(Figure content listings)
======
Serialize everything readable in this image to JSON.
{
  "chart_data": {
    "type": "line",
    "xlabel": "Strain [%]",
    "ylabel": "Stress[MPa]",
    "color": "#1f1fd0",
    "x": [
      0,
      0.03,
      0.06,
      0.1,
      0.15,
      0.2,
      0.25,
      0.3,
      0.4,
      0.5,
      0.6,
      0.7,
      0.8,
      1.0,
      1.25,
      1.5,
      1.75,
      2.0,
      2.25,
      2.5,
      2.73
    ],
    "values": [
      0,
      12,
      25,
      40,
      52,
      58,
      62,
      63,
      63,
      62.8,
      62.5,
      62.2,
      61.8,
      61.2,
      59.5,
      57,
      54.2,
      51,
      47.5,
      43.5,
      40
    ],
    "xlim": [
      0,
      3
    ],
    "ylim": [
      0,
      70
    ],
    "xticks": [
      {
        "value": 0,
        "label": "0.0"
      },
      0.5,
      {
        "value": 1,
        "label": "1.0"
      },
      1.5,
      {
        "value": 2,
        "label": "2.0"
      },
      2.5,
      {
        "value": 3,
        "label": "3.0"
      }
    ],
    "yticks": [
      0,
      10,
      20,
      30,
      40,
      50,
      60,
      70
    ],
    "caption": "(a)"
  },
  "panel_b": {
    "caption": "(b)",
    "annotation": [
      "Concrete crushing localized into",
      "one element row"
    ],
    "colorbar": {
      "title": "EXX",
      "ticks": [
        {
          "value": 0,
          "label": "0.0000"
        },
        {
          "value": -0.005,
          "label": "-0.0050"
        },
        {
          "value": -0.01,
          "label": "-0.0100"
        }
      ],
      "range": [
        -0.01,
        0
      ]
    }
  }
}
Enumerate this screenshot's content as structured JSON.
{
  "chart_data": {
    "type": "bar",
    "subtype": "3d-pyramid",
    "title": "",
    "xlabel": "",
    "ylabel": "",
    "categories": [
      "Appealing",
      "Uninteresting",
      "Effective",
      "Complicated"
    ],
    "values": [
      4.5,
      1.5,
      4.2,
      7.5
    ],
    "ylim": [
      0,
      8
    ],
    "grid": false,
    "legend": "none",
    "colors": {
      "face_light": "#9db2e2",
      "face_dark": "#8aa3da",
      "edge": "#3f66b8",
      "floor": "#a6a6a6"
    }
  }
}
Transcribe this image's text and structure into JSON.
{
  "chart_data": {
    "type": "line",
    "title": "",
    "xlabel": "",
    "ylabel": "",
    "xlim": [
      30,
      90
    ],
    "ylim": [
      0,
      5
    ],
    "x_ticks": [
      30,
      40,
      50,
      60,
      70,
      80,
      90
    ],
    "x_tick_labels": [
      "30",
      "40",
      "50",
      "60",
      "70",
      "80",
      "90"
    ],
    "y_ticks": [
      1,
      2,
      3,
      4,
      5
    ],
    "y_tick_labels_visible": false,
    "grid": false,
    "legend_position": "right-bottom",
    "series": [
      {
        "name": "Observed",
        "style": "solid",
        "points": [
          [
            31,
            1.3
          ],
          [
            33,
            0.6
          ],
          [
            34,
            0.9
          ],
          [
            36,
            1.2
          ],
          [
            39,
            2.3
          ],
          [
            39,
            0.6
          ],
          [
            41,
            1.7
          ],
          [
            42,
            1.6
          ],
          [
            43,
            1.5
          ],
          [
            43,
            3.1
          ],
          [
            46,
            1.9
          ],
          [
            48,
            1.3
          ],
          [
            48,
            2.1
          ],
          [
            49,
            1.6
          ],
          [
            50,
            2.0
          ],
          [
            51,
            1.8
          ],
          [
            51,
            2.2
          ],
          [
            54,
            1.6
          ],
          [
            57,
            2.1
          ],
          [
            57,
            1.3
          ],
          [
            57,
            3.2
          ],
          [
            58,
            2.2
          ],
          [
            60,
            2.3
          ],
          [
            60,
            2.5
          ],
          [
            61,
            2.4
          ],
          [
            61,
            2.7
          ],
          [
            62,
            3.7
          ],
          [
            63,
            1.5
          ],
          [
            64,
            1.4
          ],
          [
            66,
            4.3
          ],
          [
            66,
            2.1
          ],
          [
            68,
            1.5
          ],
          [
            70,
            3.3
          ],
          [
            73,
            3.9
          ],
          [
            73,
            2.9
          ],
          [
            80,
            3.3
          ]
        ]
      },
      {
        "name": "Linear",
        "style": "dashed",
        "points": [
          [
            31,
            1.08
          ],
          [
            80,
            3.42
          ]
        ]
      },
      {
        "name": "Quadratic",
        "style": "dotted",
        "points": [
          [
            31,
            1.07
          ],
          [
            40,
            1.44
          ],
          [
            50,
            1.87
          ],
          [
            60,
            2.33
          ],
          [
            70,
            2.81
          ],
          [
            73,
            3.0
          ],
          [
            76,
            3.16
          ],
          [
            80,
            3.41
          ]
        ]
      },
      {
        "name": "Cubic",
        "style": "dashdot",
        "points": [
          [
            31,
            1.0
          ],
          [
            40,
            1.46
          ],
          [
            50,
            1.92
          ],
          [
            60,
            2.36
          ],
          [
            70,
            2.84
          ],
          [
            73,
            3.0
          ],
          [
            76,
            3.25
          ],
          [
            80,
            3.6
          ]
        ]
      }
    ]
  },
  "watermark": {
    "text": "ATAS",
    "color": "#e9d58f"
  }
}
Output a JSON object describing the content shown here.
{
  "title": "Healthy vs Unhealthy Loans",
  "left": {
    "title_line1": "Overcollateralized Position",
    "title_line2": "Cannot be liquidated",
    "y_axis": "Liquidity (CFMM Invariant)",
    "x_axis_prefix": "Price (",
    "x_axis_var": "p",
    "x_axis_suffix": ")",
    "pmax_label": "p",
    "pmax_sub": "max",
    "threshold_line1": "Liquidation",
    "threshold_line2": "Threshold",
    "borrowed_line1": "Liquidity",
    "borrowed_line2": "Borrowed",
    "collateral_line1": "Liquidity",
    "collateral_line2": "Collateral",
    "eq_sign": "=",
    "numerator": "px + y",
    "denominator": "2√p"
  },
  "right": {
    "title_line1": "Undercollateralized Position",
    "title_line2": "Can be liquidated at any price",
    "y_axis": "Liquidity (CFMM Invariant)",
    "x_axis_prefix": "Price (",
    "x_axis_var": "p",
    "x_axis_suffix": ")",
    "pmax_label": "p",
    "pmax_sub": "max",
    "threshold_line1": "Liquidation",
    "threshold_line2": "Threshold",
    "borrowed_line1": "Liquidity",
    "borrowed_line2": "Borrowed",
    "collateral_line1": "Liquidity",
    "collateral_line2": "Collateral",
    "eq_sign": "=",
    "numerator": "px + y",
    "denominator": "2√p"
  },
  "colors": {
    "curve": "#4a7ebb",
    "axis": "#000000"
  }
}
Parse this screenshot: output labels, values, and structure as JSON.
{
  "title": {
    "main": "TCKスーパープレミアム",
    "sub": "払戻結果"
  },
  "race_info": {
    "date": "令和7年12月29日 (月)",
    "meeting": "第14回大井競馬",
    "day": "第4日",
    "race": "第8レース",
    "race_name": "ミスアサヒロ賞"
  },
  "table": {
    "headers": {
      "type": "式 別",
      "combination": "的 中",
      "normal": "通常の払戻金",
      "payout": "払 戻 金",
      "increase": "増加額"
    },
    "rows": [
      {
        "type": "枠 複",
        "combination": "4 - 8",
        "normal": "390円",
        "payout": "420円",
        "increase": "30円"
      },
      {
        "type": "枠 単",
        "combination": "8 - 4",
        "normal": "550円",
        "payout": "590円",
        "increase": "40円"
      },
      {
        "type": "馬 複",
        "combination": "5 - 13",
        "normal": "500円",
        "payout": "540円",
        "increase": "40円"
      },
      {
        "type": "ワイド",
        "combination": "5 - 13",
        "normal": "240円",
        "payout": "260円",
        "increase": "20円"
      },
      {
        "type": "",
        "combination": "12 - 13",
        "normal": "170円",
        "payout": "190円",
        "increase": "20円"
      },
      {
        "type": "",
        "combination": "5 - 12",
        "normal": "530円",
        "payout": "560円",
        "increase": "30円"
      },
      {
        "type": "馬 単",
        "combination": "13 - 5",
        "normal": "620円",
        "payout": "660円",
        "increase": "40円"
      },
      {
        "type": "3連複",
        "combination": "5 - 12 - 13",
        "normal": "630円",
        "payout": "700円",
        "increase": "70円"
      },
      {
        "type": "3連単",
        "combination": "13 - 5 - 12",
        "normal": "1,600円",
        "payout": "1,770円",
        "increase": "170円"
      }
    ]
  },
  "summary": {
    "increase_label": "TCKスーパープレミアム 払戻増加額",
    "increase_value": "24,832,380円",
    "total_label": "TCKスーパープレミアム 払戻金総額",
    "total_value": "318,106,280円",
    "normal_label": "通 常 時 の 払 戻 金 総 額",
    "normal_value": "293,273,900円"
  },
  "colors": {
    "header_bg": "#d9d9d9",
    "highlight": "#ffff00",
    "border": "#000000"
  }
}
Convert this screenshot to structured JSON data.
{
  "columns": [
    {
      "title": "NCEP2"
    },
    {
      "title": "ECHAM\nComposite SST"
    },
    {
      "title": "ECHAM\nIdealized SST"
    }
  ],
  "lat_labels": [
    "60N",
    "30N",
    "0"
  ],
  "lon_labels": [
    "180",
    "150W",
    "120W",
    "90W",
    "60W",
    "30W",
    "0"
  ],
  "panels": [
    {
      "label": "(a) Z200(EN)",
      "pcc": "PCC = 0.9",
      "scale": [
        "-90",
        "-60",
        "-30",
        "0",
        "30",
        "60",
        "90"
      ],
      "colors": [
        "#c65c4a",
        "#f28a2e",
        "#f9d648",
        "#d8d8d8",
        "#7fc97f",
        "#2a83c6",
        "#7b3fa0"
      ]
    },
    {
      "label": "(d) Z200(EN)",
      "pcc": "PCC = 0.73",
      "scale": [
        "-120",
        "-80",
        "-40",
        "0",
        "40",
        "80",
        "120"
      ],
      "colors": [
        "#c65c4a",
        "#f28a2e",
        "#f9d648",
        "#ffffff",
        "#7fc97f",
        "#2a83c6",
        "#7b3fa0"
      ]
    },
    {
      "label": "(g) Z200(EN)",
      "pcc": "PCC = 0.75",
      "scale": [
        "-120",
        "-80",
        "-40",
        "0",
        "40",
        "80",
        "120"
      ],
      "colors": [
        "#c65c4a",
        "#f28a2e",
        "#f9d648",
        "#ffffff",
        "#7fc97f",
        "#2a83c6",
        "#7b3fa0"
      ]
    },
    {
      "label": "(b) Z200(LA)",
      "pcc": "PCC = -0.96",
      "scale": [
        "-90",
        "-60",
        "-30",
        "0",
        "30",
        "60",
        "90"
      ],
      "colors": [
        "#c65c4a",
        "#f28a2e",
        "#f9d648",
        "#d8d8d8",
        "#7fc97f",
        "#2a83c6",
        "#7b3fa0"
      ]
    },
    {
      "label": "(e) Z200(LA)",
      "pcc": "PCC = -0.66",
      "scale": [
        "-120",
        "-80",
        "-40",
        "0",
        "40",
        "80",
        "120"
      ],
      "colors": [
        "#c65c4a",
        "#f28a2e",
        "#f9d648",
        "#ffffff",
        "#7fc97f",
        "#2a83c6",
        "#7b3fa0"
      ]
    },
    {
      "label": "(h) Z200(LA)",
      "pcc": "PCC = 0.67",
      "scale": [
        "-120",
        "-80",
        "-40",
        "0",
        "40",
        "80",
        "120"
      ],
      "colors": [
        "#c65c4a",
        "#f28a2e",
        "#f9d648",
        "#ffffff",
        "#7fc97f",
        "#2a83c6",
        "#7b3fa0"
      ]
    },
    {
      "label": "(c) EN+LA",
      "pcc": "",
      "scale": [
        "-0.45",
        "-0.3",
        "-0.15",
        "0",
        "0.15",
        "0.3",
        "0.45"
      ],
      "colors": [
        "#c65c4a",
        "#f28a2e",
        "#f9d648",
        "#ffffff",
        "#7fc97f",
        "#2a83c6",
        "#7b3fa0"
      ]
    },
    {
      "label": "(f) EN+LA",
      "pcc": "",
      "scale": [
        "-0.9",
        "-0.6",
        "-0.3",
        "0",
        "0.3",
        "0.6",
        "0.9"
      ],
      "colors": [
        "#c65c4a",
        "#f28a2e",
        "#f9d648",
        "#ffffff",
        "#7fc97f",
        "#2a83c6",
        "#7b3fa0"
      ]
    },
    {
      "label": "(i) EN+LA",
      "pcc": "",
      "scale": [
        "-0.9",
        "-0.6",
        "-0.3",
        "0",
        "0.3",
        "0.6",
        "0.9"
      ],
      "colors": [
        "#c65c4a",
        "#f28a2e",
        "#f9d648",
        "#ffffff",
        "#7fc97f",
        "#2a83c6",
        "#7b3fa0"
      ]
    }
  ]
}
======
## GIVEN TASK:
Filter the listing for the word "liquidated" and copy every line that holds it.

## RESULT BELOW:
    "title_line2": "Cannot be liquidated",
    "title_line2": "Can be liquidated at any price",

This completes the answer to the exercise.